(What to work on): Return the records, each one exactly as written.

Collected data
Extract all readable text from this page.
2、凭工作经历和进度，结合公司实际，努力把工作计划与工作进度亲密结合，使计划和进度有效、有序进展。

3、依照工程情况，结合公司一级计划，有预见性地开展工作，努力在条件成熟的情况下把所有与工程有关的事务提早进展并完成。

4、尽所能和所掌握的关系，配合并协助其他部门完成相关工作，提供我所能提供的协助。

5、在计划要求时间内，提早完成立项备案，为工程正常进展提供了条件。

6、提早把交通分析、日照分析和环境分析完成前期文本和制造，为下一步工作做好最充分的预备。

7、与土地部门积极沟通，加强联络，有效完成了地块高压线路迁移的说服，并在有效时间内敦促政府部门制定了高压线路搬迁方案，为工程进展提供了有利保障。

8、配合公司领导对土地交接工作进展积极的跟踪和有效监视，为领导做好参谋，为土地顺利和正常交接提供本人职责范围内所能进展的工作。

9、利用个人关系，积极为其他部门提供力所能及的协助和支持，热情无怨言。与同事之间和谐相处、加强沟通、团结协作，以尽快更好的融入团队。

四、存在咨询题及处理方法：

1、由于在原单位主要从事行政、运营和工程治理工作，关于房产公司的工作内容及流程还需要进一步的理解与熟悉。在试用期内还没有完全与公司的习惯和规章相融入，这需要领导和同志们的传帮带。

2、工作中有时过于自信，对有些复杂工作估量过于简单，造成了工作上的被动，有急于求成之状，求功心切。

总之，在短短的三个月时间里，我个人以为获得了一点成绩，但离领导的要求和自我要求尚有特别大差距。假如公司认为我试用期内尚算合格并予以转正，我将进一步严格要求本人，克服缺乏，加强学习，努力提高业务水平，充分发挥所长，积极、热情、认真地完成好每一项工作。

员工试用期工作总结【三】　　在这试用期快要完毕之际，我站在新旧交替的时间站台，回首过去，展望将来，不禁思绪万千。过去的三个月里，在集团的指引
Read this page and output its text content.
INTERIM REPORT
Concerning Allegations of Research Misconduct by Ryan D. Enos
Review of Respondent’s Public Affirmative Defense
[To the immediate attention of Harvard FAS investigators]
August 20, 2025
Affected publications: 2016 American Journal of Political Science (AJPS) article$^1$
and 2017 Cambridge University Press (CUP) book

(Result below):
Extract all readable text from this page.
2、凭工作经历和进度，结合公司实际，努力把工作计划与工作进度亲密结合，使计划和进度有效、有序进展。

3、依照工程情况，结合公司一级计划，有预见性地开展工作，努力在条件成熟的情况下把所有与工程有关的事务提早进展并完成。

4、尽所能和所掌握的关系，配合并协助其他部门完成相关工作，提供我所能提供的协助。

5、在计划要求时间内，提早完成立项备案，为工程正常进展提供了条件。

6、提早把交通分析、日照分析和环境分析完成前期文本和制造，为下一步工作做好最充分的预备。

7、与土地部门积极沟通，加强联络，有效完成了地块高压线路迁移的说服，并在有效时间内敦促政府部门制定了高压线路搬迁方案，为工程进展提供了有利保障。

8、配合公司领导对土地交接工作进展积极的跟踪和有效监视，为领导做好参谋，为土地顺利和正常交接提供本人职责范围内所能进展的工作。

9、利用个人关系，积极为其他部门提供力所能及的协助和支持，热情无怨言。与同事之间和谐相处、加强沟通、团结协作，以尽快更好的融入团队。

四、存在咨询题及处理方法：

1、由于在原单位主要从事行政、运营和工程治理工作，关于房产公司的工作内容及流程还需要进一步的理解与熟悉。在试用期内还没有完全与公司的习惯和规章相融入，这需要领导和同志们的传帮带。

2、工作中有时过于自信，对有些复杂工作估量过于简单，造成了工作上的被动，有急于求成之状，求功心切。

总之，在短短的三个月时间里，我个人以为获得了一点成绩，但离领导的要求和自我要求尚有特别大差距。假如公司认为我试用期内尚算合格并予以转正，我将进一步严格要求本人，克服缺乏，加强学习，努力提高业务水平，充分发挥所长，积极、热情、认真地完成好每一项工作。

员工试用期工作总结【三】　　在这试用期快要完毕之际，我站在新旧交替的时间站台，回首过去，展望将来，不禁思绪万千。过去的三个月里，在集团的指引
Read this page and output its text content.
INTERIM REPORT
Concerning Allegations of Research Misconduct by Ryan D. Enos
Review of Respondent’s Public Affirmative Defense
[To the immediate attention of Harvard FAS investigators]
August 20, 2025
Affected publications: 2016 American Journal of Political Science (AJPS) article$^1$
and 2017 Cambridge University Press (CUP) book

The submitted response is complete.